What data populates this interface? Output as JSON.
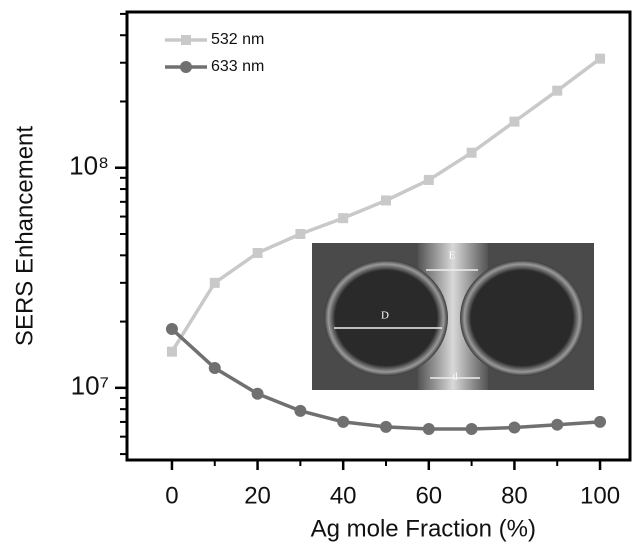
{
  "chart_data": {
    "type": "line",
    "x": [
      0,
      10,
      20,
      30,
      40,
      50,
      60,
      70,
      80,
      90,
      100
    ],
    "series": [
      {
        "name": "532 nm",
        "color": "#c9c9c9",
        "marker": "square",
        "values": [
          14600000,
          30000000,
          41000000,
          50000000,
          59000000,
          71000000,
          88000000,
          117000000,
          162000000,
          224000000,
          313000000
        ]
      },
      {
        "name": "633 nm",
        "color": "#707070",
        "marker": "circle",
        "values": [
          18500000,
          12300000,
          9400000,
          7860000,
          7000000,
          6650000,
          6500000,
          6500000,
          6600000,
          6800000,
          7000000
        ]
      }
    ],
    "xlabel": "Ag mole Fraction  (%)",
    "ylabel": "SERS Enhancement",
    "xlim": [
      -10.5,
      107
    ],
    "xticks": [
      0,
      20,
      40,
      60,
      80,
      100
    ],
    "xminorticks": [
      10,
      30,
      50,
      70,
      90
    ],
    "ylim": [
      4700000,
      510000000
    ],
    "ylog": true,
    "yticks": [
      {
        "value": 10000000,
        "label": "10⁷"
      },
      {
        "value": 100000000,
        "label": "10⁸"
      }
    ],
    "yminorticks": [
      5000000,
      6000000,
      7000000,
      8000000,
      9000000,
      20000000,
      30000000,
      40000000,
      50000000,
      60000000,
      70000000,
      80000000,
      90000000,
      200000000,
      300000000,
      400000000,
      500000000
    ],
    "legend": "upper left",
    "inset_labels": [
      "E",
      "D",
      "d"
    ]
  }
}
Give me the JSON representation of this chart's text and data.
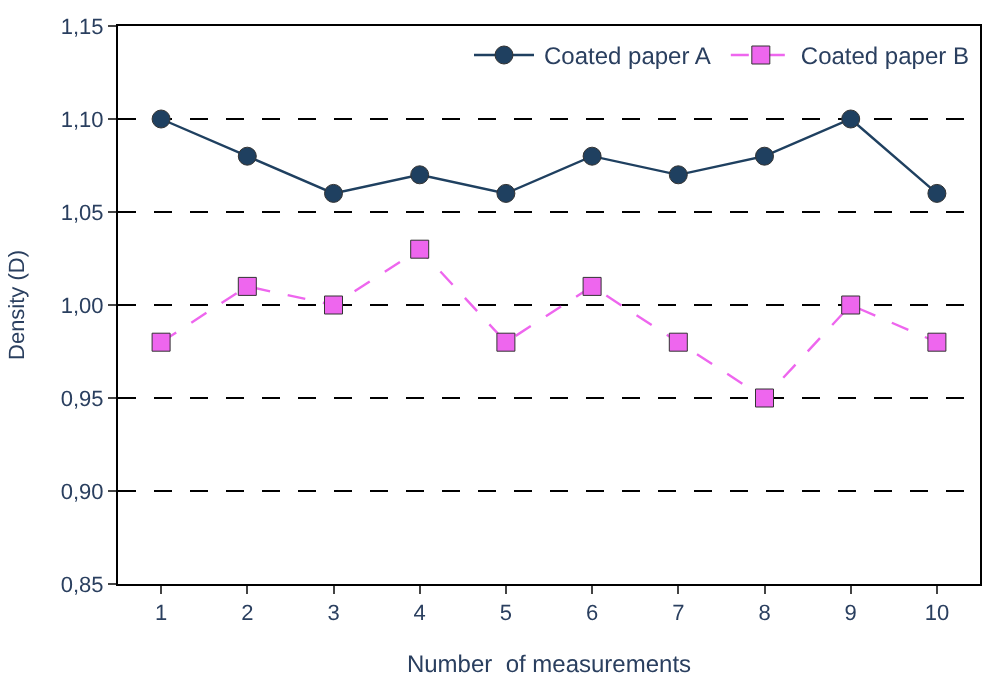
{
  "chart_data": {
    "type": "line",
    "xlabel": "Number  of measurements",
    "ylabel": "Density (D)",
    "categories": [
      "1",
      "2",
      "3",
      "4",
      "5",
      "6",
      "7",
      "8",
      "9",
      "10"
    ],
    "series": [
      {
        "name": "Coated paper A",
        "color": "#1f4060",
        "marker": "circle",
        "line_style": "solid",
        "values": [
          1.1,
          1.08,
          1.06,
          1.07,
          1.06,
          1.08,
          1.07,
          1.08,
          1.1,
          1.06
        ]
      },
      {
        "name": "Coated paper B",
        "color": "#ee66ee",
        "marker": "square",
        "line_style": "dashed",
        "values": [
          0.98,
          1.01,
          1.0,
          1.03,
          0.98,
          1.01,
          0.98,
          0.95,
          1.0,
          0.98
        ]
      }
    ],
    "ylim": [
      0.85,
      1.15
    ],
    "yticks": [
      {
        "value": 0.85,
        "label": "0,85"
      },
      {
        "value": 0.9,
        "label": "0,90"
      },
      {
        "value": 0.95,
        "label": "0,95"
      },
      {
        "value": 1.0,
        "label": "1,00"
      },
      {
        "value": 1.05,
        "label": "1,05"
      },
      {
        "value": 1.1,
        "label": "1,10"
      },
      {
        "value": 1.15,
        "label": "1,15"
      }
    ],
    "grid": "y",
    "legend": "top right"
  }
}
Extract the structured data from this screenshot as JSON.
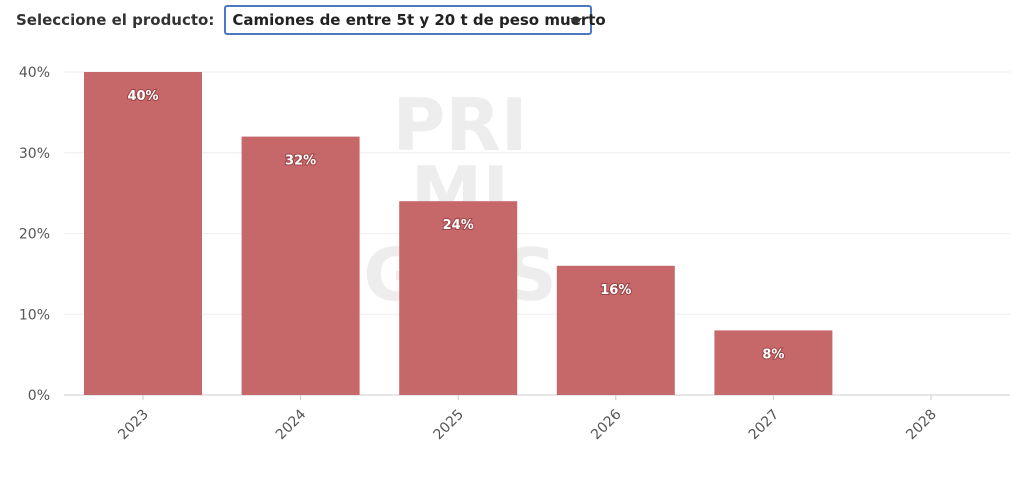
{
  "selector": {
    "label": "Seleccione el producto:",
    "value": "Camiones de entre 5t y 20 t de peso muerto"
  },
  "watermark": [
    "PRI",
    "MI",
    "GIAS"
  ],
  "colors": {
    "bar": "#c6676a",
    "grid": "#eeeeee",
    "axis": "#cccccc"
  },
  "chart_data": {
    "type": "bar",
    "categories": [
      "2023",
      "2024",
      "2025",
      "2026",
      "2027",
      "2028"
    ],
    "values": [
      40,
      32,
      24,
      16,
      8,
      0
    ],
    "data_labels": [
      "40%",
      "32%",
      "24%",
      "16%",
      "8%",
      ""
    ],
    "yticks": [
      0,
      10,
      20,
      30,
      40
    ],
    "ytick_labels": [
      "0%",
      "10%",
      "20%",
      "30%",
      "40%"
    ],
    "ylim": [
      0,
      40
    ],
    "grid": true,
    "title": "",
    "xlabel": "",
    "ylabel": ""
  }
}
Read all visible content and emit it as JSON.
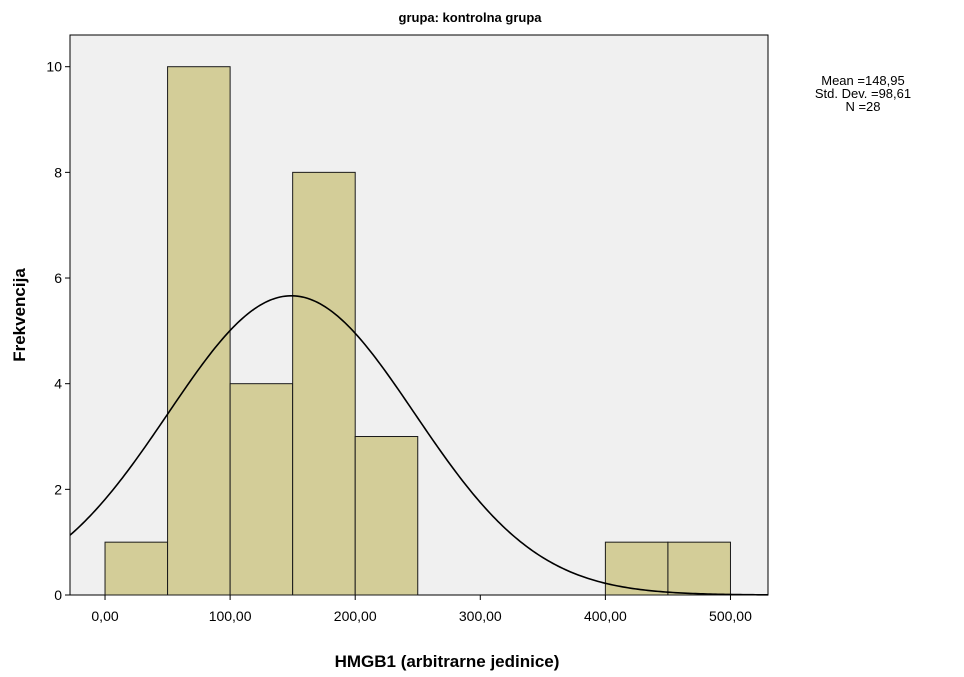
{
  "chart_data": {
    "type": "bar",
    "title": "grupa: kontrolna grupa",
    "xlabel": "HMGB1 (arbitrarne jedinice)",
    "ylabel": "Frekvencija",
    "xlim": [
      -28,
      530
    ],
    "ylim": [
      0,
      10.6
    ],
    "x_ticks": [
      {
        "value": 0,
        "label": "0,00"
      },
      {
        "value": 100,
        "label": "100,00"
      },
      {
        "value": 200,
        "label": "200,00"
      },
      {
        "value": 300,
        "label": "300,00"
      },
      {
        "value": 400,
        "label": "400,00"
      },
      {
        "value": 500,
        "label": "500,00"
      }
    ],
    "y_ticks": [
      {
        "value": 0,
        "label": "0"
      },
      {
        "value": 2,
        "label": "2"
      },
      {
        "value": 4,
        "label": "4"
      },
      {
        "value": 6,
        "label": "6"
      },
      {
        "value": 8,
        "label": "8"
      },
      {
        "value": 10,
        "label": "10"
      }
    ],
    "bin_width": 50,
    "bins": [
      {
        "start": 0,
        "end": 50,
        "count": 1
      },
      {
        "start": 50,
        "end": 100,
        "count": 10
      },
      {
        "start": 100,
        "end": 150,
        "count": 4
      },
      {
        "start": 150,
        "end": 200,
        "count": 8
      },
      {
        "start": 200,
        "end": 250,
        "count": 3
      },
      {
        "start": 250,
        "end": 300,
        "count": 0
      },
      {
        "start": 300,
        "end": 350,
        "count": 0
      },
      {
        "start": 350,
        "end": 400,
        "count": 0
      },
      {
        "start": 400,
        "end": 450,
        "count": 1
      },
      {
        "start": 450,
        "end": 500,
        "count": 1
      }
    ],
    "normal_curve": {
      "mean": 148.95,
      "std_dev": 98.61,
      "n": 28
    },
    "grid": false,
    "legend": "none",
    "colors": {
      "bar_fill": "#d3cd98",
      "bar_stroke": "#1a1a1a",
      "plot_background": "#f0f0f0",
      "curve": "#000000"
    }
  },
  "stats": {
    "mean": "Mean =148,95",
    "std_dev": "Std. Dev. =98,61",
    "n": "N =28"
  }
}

• • •

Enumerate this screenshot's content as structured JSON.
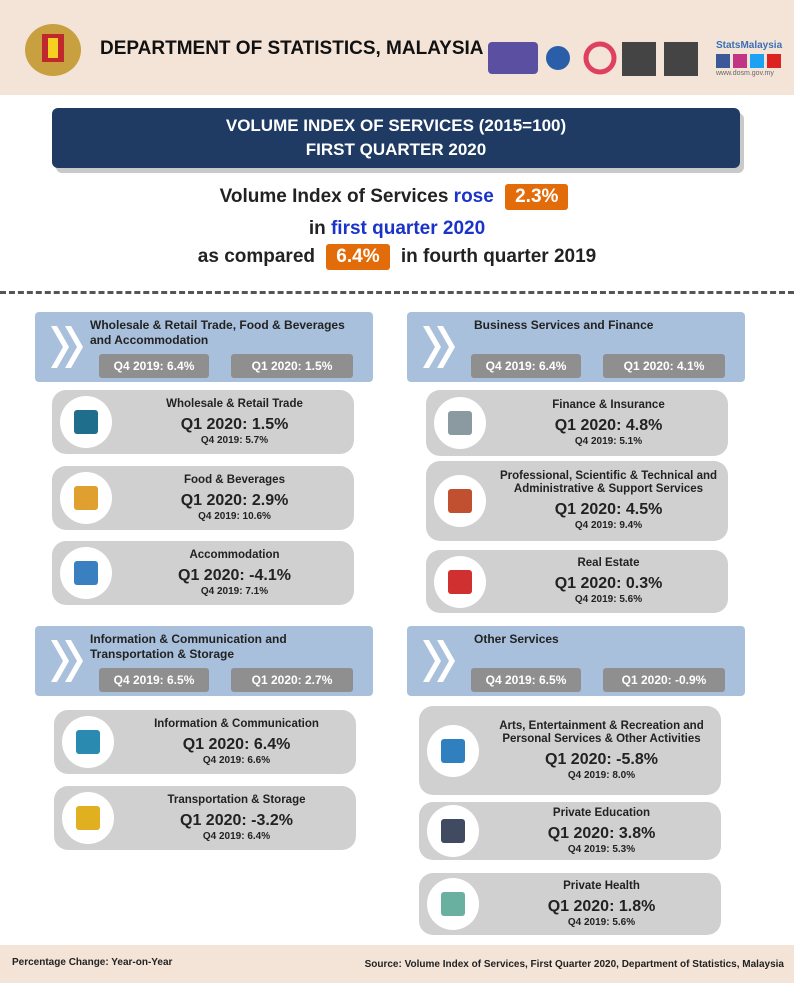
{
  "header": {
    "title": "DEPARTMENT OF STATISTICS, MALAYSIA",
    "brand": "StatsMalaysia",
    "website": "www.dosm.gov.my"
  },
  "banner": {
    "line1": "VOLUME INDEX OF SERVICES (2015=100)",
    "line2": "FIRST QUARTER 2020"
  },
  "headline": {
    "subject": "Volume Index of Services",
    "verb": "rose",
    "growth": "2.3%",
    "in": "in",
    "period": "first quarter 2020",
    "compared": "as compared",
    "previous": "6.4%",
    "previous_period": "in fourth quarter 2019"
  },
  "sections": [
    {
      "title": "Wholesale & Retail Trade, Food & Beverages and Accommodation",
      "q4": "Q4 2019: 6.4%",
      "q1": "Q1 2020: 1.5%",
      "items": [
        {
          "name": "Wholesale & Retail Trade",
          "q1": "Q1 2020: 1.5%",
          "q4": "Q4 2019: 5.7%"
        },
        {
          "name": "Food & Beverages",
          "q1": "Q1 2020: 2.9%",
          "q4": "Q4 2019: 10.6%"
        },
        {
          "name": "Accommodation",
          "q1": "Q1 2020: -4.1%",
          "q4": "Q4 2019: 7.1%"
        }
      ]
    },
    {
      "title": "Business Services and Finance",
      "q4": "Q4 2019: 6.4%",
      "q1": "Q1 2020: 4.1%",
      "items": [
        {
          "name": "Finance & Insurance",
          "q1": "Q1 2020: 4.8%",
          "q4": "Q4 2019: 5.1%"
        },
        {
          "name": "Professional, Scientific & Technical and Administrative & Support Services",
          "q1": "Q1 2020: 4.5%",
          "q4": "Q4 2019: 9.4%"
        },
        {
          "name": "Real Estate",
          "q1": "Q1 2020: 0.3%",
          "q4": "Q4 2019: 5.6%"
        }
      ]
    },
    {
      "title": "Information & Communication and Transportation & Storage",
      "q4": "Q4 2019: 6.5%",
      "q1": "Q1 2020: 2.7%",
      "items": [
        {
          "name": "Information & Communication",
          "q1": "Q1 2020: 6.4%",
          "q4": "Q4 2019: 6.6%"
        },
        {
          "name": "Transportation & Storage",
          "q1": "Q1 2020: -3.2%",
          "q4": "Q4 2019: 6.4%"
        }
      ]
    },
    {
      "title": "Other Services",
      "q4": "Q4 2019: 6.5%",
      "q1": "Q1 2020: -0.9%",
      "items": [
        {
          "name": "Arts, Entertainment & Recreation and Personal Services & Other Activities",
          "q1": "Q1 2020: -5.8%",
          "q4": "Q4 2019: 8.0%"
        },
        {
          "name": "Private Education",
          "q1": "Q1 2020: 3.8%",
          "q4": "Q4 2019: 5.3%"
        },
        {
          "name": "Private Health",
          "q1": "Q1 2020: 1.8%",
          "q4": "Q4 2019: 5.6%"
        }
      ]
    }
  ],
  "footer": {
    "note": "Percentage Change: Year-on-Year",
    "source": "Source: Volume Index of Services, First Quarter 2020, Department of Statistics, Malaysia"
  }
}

• • •

• _PROBLEM_
Using the listing above, return all lines where the word "Accommodation" occurs.

• _REPLY_
      "title": "Wholesale & Retail Trade, Food & Beverages and Accommodation",
          "name": "Accommodation",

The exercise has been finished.